(Dataset entries on figures)
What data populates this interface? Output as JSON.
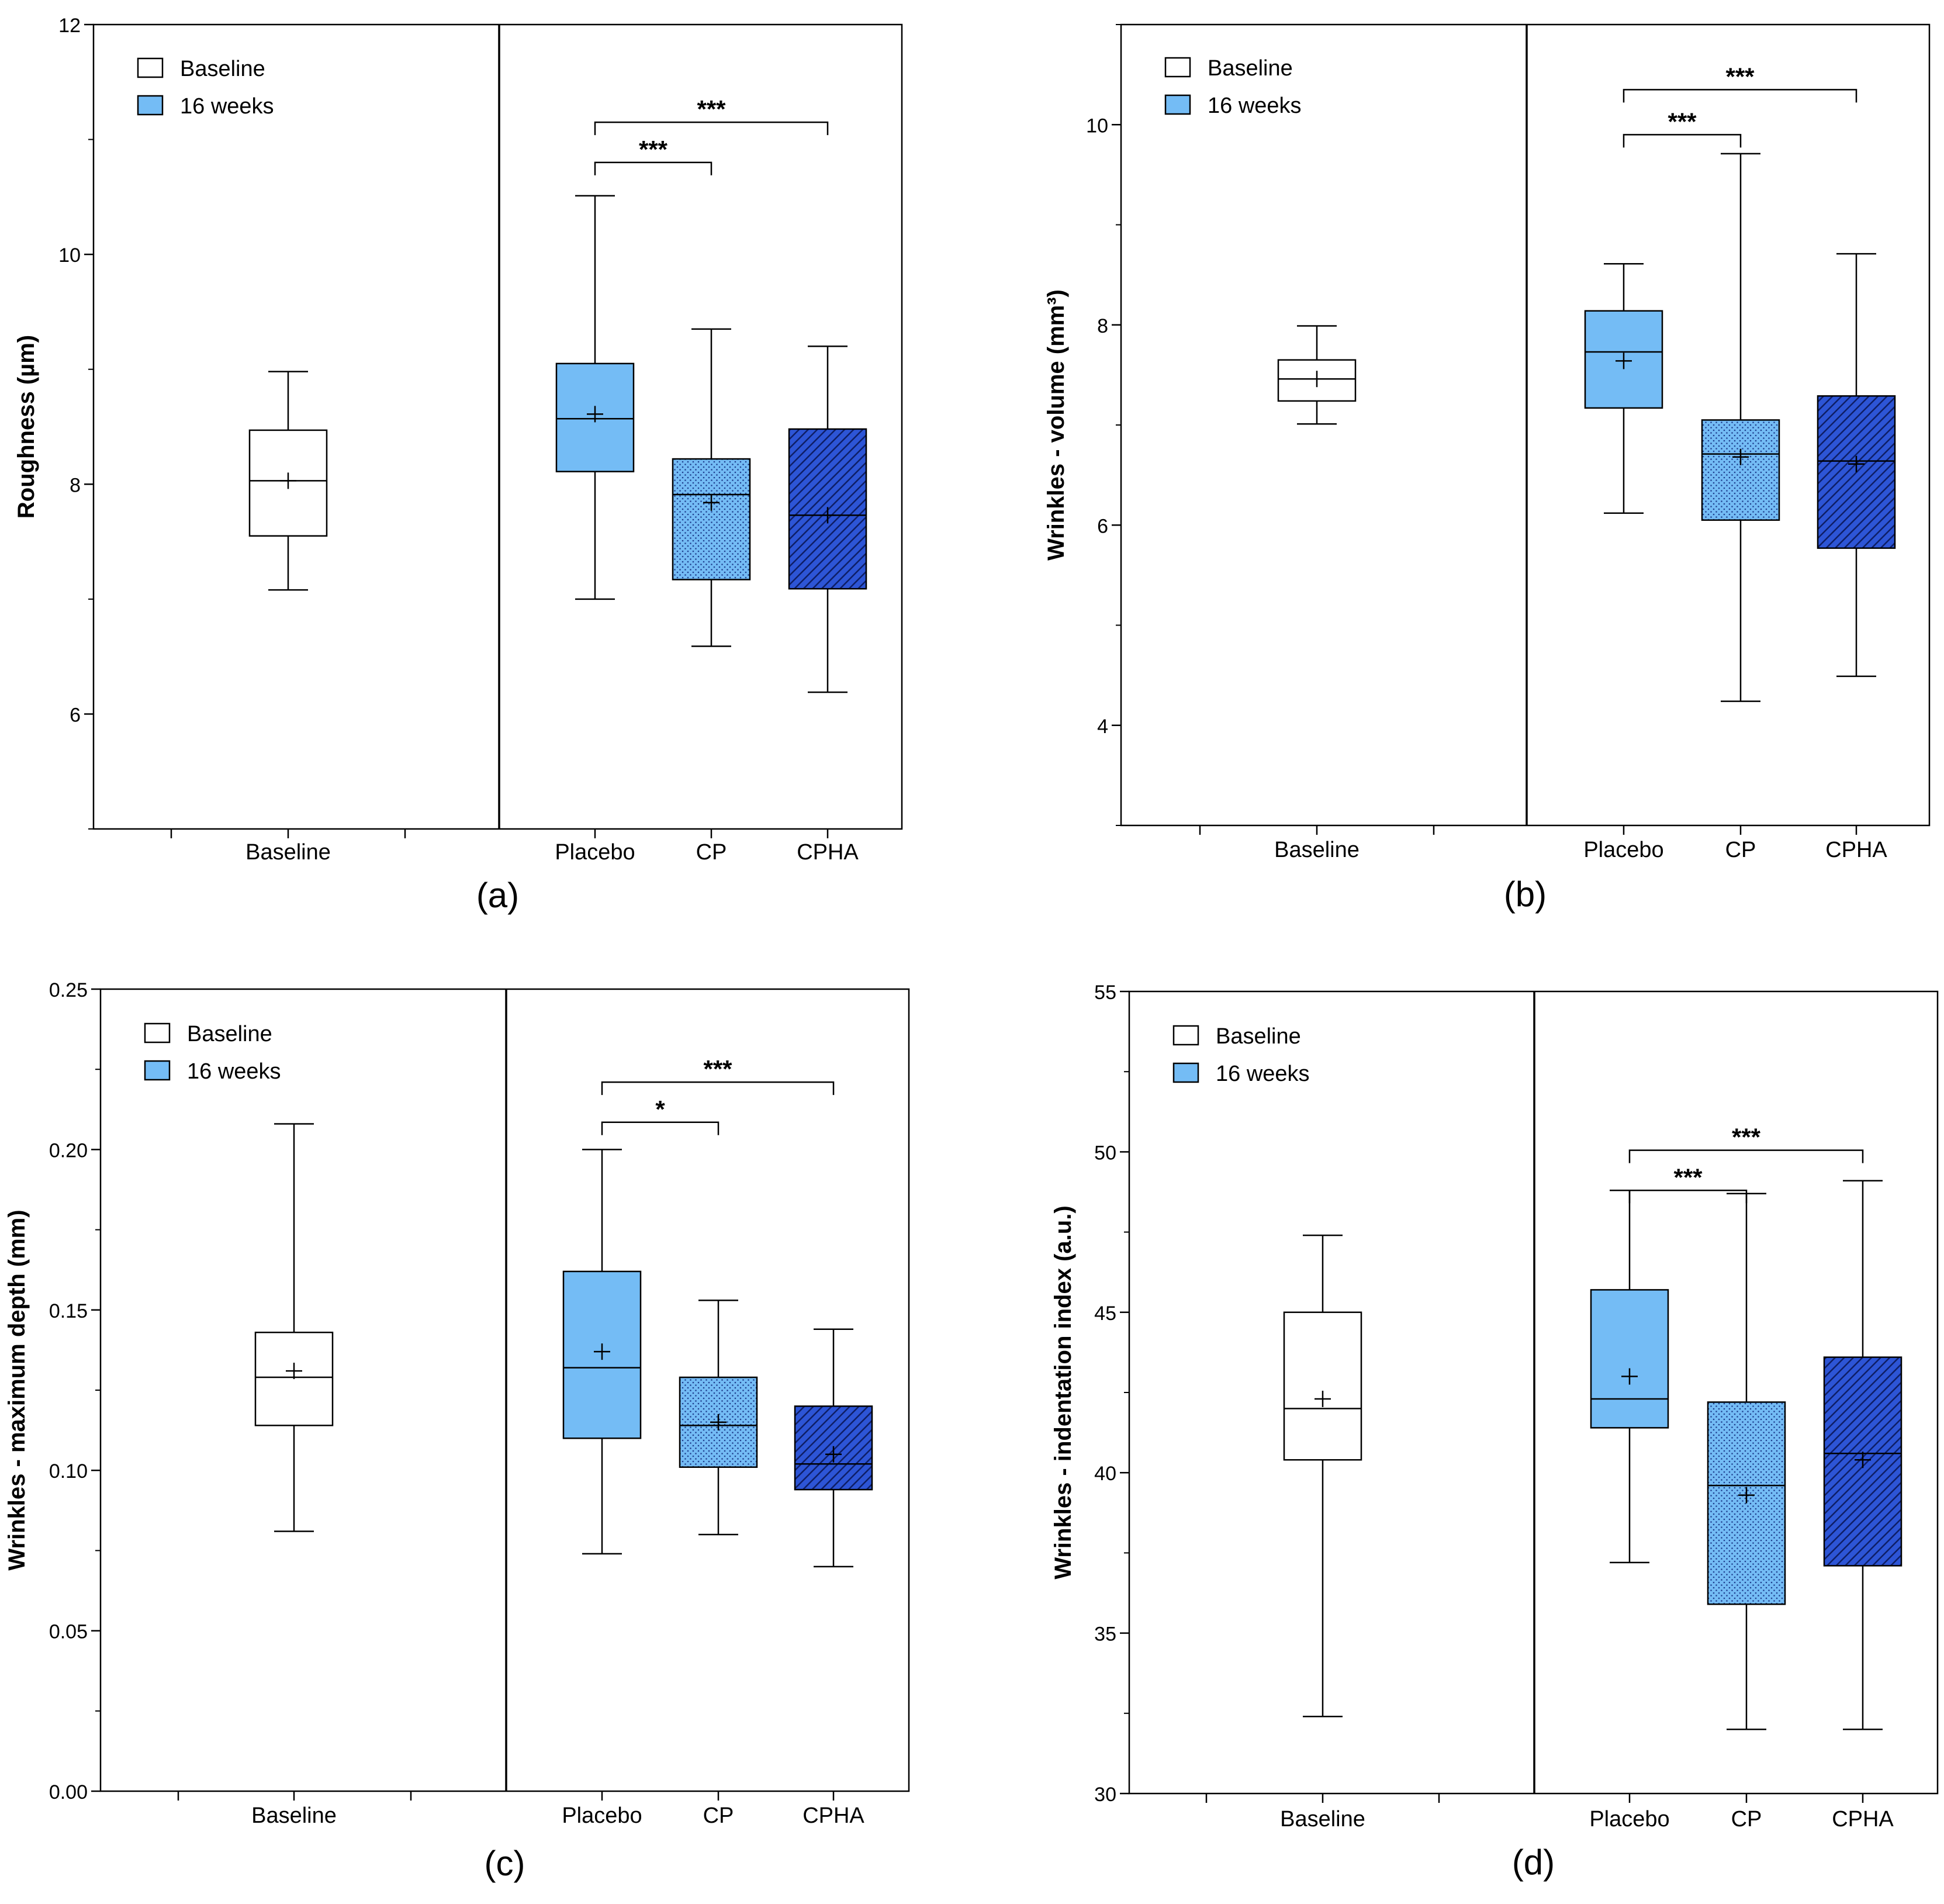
{
  "legend": {
    "baseline_label": "Baseline",
    "weeks_label": "16 weeks"
  },
  "colors": {
    "baseline_fill": "#ffffff",
    "placebo_fill": "#74bcf5",
    "cp_fill": "#74bcf5",
    "cpha_fill": "#2d55d6",
    "stroke": "#000000",
    "dots": "#1f3f8f",
    "hatch_line": "#0e1e66"
  },
  "chart_data": [
    {
      "type": "boxplot",
      "panel_label": "(a)",
      "ylabel": "Roughness (µm)",
      "ylim": [
        5,
        12
      ],
      "yticks": [
        6,
        8,
        10,
        12
      ],
      "categories": [
        "Baseline",
        "Placebo",
        "CP",
        "CPHA"
      ],
      "boxes": [
        {
          "name": "Baseline",
          "min": 7.08,
          "q1": 7.55,
          "median": 8.03,
          "q3": 8.47,
          "max": 8.98,
          "mean": 8.03
        },
        {
          "name": "Placebo",
          "min": 7.0,
          "q1": 8.11,
          "median": 8.57,
          "q3": 9.05,
          "max": 10.51,
          "mean": 8.61
        },
        {
          "name": "CP",
          "min": 6.59,
          "q1": 7.17,
          "median": 7.91,
          "q3": 8.22,
          "max": 9.35,
          "mean": 7.84
        },
        {
          "name": "CPHA",
          "min": 6.19,
          "q1": 7.09,
          "median": 7.73,
          "q3": 8.48,
          "max": 9.2,
          "mean": 7.73
        }
      ],
      "significance": [
        {
          "from": "Placebo",
          "to": "CP",
          "label": "***",
          "y": 10.8
        },
        {
          "from": "Placebo",
          "to": "CPHA",
          "label": "***",
          "y": 11.15
        }
      ]
    },
    {
      "type": "boxplot",
      "panel_label": "(b)",
      "ylabel": "Wrinkles - volume (mm³)",
      "ylim": [
        3,
        11
      ],
      "yticks": [
        4,
        6,
        8,
        10
      ],
      "categories": [
        "Baseline",
        "Placebo",
        "CP",
        "CPHA"
      ],
      "boxes": [
        {
          "name": "Baseline",
          "min": 7.01,
          "q1": 7.24,
          "median": 7.46,
          "q3": 7.65,
          "max": 7.99,
          "mean": 7.46
        },
        {
          "name": "Placebo",
          "min": 6.12,
          "q1": 7.17,
          "median": 7.73,
          "q3": 8.14,
          "max": 8.61,
          "mean": 7.64
        },
        {
          "name": "CP",
          "min": 4.24,
          "q1": 6.05,
          "median": 6.71,
          "q3": 7.05,
          "max": 9.71,
          "mean": 6.68
        },
        {
          "name": "CPHA",
          "min": 4.49,
          "q1": 5.77,
          "median": 6.64,
          "q3": 7.29,
          "max": 8.71,
          "mean": 6.61
        }
      ],
      "significance": [
        {
          "from": "Placebo",
          "to": "CP",
          "label": "***",
          "y": 9.9
        },
        {
          "from": "Placebo",
          "to": "CPHA",
          "label": "***",
          "y": 10.35
        }
      ]
    },
    {
      "type": "boxplot",
      "panel_label": "(c)",
      "ylabel": "Wrinkles - maximum depth (mm)",
      "ylim": [
        0,
        0.25
      ],
      "yticks": [
        0,
        0.05,
        0.1,
        0.15,
        0.2,
        0.25
      ],
      "ytick_labels": [
        "0.00",
        "0.05",
        "0.10",
        "0.15",
        "0.20",
        "0.25"
      ],
      "categories": [
        "Baseline",
        "Placebo",
        "CP",
        "CPHA"
      ],
      "boxes": [
        {
          "name": "Baseline",
          "min": 0.081,
          "q1": 0.114,
          "median": 0.129,
          "q3": 0.143,
          "max": 0.208,
          "mean": 0.131
        },
        {
          "name": "Placebo",
          "min": 0.074,
          "q1": 0.11,
          "median": 0.132,
          "q3": 0.162,
          "max": 0.2,
          "mean": 0.137
        },
        {
          "name": "CP",
          "min": 0.08,
          "q1": 0.101,
          "median": 0.114,
          "q3": 0.129,
          "max": 0.153,
          "mean": 0.115
        },
        {
          "name": "CPHA",
          "min": 0.07,
          "q1": 0.094,
          "median": 0.102,
          "q3": 0.12,
          "max": 0.144,
          "mean": 0.105
        }
      ],
      "significance": [
        {
          "from": "Placebo",
          "to": "CP",
          "label": "*",
          "y": 0.2085
        },
        {
          "from": "Placebo",
          "to": "CPHA",
          "label": "***",
          "y": 0.221
        }
      ]
    },
    {
      "type": "boxplot",
      "panel_label": "(d)",
      "ylabel": "Wrinkles - indentation index (a.u.)",
      "ylim": [
        30,
        55
      ],
      "yticks": [
        30,
        35,
        40,
        45,
        50,
        55
      ],
      "categories": [
        "Baseline",
        "Placebo",
        "CP",
        "CPHA"
      ],
      "boxes": [
        {
          "name": "Baseline",
          "min": 32.4,
          "q1": 40.4,
          "median": 42.0,
          "q3": 45.0,
          "max": 47.4,
          "mean": 42.3
        },
        {
          "name": "Placebo",
          "min": 37.2,
          "q1": 41.4,
          "median": 42.3,
          "q3": 45.7,
          "max": 48.8,
          "mean": 43.0
        },
        {
          "name": "CP",
          "min": 32.0,
          "q1": 35.9,
          "median": 39.6,
          "q3": 42.2,
          "max": 48.7,
          "mean": 39.3
        },
        {
          "name": "CPHA",
          "min": 32.0,
          "q1": 37.1,
          "median": 40.6,
          "q3": 43.6,
          "max": 49.1,
          "mean": 40.4
        }
      ],
      "significance": [
        {
          "from": "Placebo",
          "to": "CP",
          "label": "***",
          "y": 48.8
        },
        {
          "from": "Placebo",
          "to": "CPHA",
          "label": "***",
          "y": 50.05
        }
      ]
    }
  ]
}
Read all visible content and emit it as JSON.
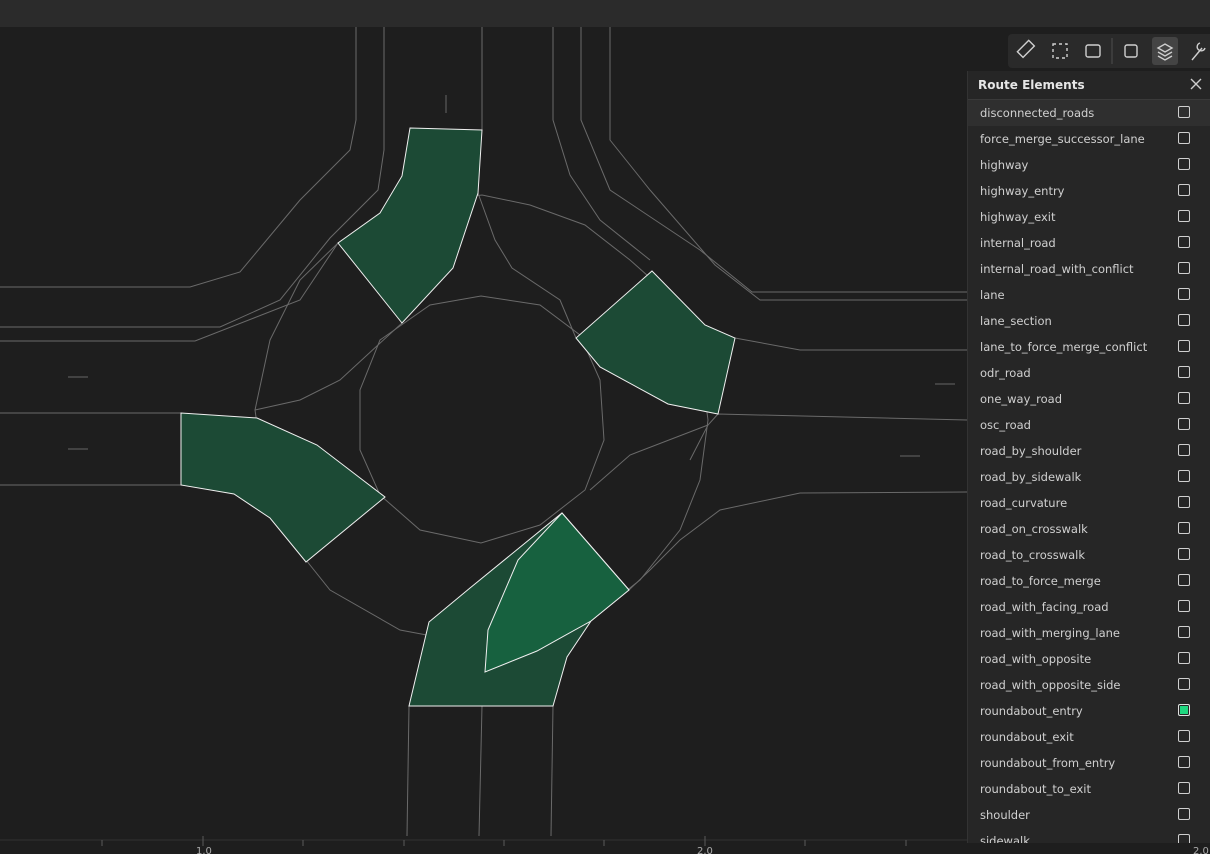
{
  "panel": {
    "title": "Route Elements",
    "items": [
      {
        "label": "disconnected_roads",
        "checked": false
      },
      {
        "label": "force_merge_successor_lane",
        "checked": false
      },
      {
        "label": "highway",
        "checked": false
      },
      {
        "label": "highway_entry",
        "checked": false
      },
      {
        "label": "highway_exit",
        "checked": false
      },
      {
        "label": "internal_road",
        "checked": false
      },
      {
        "label": "internal_road_with_conflict",
        "checked": false
      },
      {
        "label": "lane",
        "checked": false
      },
      {
        "label": "lane_section",
        "checked": false
      },
      {
        "label": "lane_to_force_merge_conflict",
        "checked": false
      },
      {
        "label": "odr_road",
        "checked": false
      },
      {
        "label": "one_way_road",
        "checked": false
      },
      {
        "label": "osc_road",
        "checked": false
      },
      {
        "label": "road_by_shoulder",
        "checked": false
      },
      {
        "label": "road_by_sidewalk",
        "checked": false
      },
      {
        "label": "road_curvature",
        "checked": false
      },
      {
        "label": "road_on_crosswalk",
        "checked": false
      },
      {
        "label": "road_to_crosswalk",
        "checked": false
      },
      {
        "label": "road_to_force_merge",
        "checked": false
      },
      {
        "label": "road_with_facing_road",
        "checked": false
      },
      {
        "label": "road_with_merging_lane",
        "checked": false
      },
      {
        "label": "road_with_opposite",
        "checked": false
      },
      {
        "label": "road_with_opposite_side",
        "checked": false
      },
      {
        "label": "roundabout_entry",
        "checked": true
      },
      {
        "label": "roundabout_exit",
        "checked": false
      },
      {
        "label": "roundabout_from_entry",
        "checked": false
      },
      {
        "label": "roundabout_to_exit",
        "checked": false
      },
      {
        "label": "shoulder",
        "checked": false
      },
      {
        "label": "sidewalk",
        "checked": false
      }
    ]
  },
  "scale": {
    "labels": [
      "1.0",
      "2.0",
      "2.0"
    ]
  }
}
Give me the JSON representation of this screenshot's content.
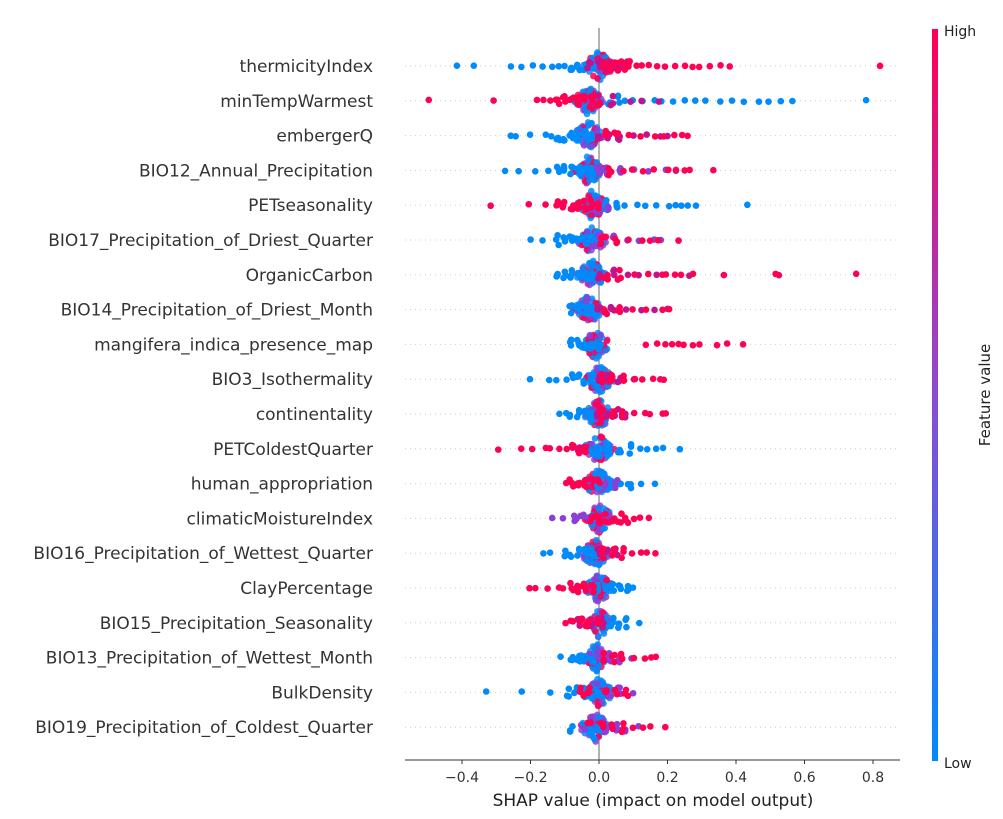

## Exercise task
Copy each line of the records that contains the word "JSON".

## Final result
What data populates this interface? Output as JSON.
Read all visible content and emit it as JSON.
Give me the JSON representation of this screenshot's content.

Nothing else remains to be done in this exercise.